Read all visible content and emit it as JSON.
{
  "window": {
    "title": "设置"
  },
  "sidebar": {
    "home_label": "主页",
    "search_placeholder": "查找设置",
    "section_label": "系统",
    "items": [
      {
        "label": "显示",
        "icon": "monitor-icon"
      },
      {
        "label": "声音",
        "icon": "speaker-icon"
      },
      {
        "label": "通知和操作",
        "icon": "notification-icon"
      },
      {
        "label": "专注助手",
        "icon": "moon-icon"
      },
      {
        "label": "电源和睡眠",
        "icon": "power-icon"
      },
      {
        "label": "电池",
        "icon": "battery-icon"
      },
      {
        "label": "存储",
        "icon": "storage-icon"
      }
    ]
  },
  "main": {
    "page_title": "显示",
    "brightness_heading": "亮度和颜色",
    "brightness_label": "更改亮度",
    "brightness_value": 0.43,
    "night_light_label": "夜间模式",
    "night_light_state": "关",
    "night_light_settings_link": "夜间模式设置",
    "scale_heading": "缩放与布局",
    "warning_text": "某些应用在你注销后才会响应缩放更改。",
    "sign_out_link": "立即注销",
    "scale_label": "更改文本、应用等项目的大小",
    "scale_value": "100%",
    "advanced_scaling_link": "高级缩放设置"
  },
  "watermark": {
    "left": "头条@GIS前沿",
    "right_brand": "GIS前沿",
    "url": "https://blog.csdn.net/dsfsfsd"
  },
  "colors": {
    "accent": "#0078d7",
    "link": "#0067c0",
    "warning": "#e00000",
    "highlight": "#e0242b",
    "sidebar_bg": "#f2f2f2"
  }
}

---

◆ **GOAL**: Reproduce all of the records exactly.

◆ **ANSWER TO THE PROBLEM**:
Read all visible content and emit it as JSON.
{
  "window": {
    "title": "设置"
  },
  "sidebar": {
    "home_label": "主页",
    "search_placeholder": "查找设置",
    "section_label": "系统",
    "items": [
      {
        "label": "显示",
        "icon": "monitor-icon"
      },
      {
        "label": "声音",
        "icon": "speaker-icon"
      },
      {
        "label": "通知和操作",
        "icon": "notification-icon"
      },
      {
        "label": "专注助手",
        "icon": "moon-icon"
      },
      {
        "label": "电源和睡眠",
        "icon": "power-icon"
      },
      {
        "label": "电池",
        "icon": "battery-icon"
      },
      {
        "label": "存储",
        "icon": "storage-icon"
      }
    ]
  },
  "main": {
    "page_title": "显示",
    "brightness_heading": "亮度和颜色",
    "brightness_label": "更改亮度",
    "brightness_value": 0.43,
    "night_light_label": "夜间模式",
    "night_light_state": "关",
    "night_light_settings_link": "夜间模式设置",
    "scale_heading": "缩放与布局",
    "warning_text": "某些应用在你注销后才会响应缩放更改。",
    "sign_out_link": "立即注销",
    "scale_label": "更改文本、应用等项目的大小",
    "scale_value": "100%",
    "advanced_scaling_link": "高级缩放设置"
  },
  "watermark": {
    "left": "头条@GIS前沿",
    "right_brand": "GIS前沿",
    "url": "https://blog.csdn.net/dsfsfsd"
  },
  "colors": {
    "accent": "#0078d7",
    "link": "#0067c0",
    "warning": "#e00000",
    "highlight": "#e0242b",
    "sidebar_bg": "#f2f2f2"
  }
}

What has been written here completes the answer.